Extract every line where the string "zaťaženie" appears.

▼

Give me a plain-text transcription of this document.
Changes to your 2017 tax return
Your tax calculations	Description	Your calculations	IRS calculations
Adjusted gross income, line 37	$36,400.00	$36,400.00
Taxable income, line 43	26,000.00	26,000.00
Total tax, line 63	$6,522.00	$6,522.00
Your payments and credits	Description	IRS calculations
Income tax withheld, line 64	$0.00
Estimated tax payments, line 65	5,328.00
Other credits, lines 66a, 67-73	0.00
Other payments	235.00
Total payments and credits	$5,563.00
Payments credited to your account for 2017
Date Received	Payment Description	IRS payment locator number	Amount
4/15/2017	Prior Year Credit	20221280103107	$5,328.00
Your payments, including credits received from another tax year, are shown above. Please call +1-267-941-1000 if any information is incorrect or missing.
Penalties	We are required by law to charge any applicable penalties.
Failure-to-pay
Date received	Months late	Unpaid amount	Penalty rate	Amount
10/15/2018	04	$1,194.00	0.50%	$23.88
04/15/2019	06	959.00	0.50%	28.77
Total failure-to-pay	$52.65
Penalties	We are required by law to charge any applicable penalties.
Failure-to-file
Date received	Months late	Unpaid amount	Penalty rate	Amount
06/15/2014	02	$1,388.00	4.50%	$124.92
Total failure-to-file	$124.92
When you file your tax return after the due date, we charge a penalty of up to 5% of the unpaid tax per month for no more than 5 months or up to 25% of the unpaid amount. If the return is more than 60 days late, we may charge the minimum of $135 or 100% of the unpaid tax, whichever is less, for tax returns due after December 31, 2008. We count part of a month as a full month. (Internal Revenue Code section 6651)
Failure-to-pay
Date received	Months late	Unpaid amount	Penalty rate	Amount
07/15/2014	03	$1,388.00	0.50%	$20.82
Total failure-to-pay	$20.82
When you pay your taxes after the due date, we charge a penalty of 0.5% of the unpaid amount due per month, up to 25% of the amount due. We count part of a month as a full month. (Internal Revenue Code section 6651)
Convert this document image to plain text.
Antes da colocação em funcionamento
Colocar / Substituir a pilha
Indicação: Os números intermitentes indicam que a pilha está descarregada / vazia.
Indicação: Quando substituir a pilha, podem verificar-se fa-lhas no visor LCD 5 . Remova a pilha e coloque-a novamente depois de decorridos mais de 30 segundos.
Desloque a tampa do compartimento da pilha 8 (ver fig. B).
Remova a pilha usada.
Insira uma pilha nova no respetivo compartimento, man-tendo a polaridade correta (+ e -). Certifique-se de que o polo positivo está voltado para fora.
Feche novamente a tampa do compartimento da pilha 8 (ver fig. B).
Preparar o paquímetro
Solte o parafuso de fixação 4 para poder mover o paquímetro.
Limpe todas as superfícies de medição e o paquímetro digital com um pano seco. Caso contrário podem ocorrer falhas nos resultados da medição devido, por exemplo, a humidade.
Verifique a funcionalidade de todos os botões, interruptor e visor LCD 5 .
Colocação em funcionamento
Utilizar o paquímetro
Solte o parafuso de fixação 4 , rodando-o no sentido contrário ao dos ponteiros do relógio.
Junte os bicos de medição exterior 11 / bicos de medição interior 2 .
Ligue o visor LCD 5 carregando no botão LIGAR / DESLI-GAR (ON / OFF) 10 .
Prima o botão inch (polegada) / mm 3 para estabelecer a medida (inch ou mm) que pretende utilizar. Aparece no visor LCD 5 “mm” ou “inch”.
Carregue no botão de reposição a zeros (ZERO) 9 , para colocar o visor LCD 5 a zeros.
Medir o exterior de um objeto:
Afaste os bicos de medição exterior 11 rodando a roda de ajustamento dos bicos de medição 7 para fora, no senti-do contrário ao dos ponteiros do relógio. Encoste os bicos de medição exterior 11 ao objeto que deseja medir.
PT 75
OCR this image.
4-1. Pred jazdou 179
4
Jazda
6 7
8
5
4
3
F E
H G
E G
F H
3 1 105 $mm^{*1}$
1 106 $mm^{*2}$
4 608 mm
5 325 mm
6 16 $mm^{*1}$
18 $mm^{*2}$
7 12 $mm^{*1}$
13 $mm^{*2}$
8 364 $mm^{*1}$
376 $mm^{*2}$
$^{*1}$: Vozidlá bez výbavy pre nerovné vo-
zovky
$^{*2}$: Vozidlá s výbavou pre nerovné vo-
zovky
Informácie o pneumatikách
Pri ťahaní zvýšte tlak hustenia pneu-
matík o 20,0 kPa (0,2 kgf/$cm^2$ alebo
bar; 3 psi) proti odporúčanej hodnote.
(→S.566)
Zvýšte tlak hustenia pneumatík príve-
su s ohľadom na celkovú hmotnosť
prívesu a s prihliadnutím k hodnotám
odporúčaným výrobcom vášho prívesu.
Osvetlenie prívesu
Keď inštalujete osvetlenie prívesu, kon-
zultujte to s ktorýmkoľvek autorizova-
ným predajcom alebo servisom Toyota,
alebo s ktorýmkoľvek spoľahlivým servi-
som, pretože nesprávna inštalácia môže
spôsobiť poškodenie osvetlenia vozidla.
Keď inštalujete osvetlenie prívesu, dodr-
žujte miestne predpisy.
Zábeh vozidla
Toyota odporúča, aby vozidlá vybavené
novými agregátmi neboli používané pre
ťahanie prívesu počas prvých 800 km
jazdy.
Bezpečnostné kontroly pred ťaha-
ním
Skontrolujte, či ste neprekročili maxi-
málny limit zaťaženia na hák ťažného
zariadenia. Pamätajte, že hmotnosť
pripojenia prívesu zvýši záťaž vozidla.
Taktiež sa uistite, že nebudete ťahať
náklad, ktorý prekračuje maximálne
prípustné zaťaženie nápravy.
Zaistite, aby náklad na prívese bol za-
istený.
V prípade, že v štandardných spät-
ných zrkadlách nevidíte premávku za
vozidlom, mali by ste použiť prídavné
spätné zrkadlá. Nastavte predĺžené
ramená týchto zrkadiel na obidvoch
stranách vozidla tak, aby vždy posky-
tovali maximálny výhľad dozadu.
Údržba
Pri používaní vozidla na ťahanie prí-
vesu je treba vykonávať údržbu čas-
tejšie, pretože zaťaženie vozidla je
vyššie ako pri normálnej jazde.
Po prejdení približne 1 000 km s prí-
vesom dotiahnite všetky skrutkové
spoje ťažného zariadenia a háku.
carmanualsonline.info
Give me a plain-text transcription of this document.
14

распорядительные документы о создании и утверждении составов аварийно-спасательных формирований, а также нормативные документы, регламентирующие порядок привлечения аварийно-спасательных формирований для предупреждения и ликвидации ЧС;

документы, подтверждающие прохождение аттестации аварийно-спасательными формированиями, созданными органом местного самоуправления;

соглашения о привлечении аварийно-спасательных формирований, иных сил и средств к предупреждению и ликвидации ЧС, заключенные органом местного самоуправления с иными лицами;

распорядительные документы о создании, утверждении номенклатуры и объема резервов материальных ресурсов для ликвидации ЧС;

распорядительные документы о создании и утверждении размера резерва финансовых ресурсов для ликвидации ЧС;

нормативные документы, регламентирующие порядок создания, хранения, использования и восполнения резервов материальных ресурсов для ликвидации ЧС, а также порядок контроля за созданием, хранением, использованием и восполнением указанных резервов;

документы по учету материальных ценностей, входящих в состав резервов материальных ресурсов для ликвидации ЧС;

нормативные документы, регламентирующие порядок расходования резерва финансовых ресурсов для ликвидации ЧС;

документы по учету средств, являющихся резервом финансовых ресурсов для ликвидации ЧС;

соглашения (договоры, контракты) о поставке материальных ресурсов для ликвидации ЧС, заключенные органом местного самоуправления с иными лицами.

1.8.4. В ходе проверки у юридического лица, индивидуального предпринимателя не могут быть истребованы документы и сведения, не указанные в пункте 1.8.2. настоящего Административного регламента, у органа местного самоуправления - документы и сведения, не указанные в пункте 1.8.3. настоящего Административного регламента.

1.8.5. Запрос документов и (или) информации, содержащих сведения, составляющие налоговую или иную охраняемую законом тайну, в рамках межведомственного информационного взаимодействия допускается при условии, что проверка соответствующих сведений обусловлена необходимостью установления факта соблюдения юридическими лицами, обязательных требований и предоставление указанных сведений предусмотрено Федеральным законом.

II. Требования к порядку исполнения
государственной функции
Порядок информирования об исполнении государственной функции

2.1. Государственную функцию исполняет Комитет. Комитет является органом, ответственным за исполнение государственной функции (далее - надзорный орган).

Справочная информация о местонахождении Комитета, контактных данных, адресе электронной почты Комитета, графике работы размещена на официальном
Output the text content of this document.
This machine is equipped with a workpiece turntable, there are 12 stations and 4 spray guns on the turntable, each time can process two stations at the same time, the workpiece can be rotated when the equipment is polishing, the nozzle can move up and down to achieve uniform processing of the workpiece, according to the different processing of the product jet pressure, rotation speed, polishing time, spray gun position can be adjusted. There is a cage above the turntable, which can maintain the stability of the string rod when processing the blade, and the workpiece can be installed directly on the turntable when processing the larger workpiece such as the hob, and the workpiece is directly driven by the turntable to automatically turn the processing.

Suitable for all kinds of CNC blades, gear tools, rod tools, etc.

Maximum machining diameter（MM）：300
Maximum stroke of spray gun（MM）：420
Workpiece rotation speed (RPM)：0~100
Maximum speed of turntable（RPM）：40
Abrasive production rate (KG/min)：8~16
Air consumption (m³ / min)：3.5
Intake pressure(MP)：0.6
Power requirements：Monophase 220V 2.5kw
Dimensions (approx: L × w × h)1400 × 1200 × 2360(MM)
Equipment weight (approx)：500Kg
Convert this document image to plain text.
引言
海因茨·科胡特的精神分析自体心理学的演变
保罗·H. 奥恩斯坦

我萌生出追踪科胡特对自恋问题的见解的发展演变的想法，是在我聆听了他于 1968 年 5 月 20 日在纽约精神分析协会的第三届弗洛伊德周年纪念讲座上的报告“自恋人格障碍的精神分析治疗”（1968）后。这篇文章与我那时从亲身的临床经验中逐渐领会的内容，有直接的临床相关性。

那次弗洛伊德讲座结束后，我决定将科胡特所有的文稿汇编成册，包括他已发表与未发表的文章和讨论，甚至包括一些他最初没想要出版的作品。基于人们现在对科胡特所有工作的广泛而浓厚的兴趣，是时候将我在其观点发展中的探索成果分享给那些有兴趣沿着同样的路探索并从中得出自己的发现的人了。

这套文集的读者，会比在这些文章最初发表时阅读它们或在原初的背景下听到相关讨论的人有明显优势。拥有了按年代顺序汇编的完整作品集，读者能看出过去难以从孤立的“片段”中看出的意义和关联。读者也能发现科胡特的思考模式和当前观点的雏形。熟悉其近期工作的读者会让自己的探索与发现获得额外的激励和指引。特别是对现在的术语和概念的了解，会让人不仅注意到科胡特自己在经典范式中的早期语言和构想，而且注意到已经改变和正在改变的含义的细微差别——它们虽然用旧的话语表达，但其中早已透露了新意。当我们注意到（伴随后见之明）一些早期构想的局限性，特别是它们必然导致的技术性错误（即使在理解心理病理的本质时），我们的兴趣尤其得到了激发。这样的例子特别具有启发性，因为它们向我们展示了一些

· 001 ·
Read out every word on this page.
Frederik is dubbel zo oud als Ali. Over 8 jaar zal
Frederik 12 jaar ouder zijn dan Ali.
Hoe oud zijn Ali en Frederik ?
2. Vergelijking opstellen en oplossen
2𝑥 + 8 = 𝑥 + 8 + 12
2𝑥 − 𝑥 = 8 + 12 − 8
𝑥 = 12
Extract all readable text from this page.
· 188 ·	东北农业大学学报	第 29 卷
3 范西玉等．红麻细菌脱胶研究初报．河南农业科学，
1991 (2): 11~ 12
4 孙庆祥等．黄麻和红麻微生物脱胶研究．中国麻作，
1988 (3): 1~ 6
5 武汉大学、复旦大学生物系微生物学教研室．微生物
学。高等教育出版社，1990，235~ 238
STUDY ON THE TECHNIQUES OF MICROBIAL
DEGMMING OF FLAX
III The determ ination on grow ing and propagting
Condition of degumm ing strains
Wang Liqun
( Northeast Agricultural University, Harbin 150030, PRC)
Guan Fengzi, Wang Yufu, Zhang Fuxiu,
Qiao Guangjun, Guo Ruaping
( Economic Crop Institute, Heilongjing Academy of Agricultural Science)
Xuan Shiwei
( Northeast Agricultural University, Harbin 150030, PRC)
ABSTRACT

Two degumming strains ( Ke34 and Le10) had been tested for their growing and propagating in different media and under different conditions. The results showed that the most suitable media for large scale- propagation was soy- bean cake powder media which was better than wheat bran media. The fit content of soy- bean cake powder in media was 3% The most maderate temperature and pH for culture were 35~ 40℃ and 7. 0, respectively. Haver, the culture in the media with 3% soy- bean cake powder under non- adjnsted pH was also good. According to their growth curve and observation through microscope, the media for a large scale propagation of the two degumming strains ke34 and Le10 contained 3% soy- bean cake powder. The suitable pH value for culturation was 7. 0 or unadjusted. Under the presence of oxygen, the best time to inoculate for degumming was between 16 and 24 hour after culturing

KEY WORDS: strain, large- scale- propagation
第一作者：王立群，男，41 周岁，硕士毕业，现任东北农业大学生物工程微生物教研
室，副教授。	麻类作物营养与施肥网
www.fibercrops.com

▲

Complete response:
prípustné zaťaženie nápravy.
tejšie, pretože zaťaženie vozidla je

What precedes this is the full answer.